╭─ Data shown
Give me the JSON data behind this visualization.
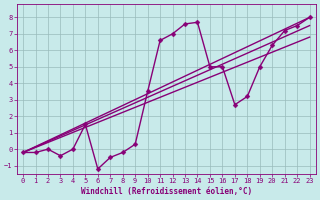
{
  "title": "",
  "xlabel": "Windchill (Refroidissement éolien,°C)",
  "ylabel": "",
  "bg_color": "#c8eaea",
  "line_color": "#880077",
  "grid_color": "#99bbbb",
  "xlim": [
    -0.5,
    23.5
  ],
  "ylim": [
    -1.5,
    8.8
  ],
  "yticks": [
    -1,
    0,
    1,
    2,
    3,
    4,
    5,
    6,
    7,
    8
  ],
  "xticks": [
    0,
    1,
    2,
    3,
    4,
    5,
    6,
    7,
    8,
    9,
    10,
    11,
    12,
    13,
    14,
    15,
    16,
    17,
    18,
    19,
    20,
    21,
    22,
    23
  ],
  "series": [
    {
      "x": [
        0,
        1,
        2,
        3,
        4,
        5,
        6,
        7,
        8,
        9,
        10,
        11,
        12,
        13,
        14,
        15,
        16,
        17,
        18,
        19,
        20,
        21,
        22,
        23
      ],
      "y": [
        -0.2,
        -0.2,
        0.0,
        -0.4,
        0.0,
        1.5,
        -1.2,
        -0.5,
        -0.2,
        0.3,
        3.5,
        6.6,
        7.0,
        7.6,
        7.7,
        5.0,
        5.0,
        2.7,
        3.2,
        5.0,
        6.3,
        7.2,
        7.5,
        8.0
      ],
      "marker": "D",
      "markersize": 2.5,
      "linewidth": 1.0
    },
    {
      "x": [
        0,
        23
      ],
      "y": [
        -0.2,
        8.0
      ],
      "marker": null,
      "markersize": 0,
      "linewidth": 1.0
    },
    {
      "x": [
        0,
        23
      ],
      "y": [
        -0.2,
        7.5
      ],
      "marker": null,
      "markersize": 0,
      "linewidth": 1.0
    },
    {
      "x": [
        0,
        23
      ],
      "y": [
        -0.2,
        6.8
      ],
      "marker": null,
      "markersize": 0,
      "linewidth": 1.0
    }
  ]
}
╰─
Aim: Keep every word of the data as it is when you write it out, but drop the pictures.

The answer:
Give me the JSON data behind this visualization.
{
  "title": "",
  "xlabel": "Windchill (Refroidissement éolien,°C)",
  "ylabel": "",
  "bg_color": "#c8eaea",
  "line_color": "#880077",
  "grid_color": "#99bbbb",
  "xlim": [
    -0.5,
    23.5
  ],
  "ylim": [
    -1.5,
    8.8
  ],
  "yticks": [
    -1,
    0,
    1,
    2,
    3,
    4,
    5,
    6,
    7,
    8
  ],
  "xticks": [
    0,
    1,
    2,
    3,
    4,
    5,
    6,
    7,
    8,
    9,
    10,
    11,
    12,
    13,
    14,
    15,
    16,
    17,
    18,
    19,
    20,
    21,
    22,
    23
  ],
  "series": [
    {
      "x": [
        0,
        1,
        2,
        3,
        4,
        5,
        6,
        7,
        8,
        9,
        10,
        11,
        12,
        13,
        14,
        15,
        16,
        17,
        18,
        19,
        20,
        21,
        22,
        23
      ],
      "y": [
        -0.2,
        -0.2,
        0.0,
        -0.4,
        0.0,
        1.5,
        -1.2,
        -0.5,
        -0.2,
        0.3,
        3.5,
        6.6,
        7.0,
        7.6,
        7.7,
        5.0,
        5.0,
        2.7,
        3.2,
        5.0,
        6.3,
        7.2,
        7.5,
        8.0
      ],
      "marker": "D",
      "markersize": 2.5,
      "linewidth": 1.0
    },
    {
      "x": [
        0,
        23
      ],
      "y": [
        -0.2,
        8.0
      ],
      "marker": null,
      "markersize": 0,
      "linewidth": 1.0
    },
    {
      "x": [
        0,
        23
      ],
      "y": [
        -0.2,
        7.5
      ],
      "marker": null,
      "markersize": 0,
      "linewidth": 1.0
    },
    {
      "x": [
        0,
        23
      ],
      "y": [
        -0.2,
        6.8
      ],
      "marker": null,
      "markersize": 0,
      "linewidth": 1.0
    }
  ]
}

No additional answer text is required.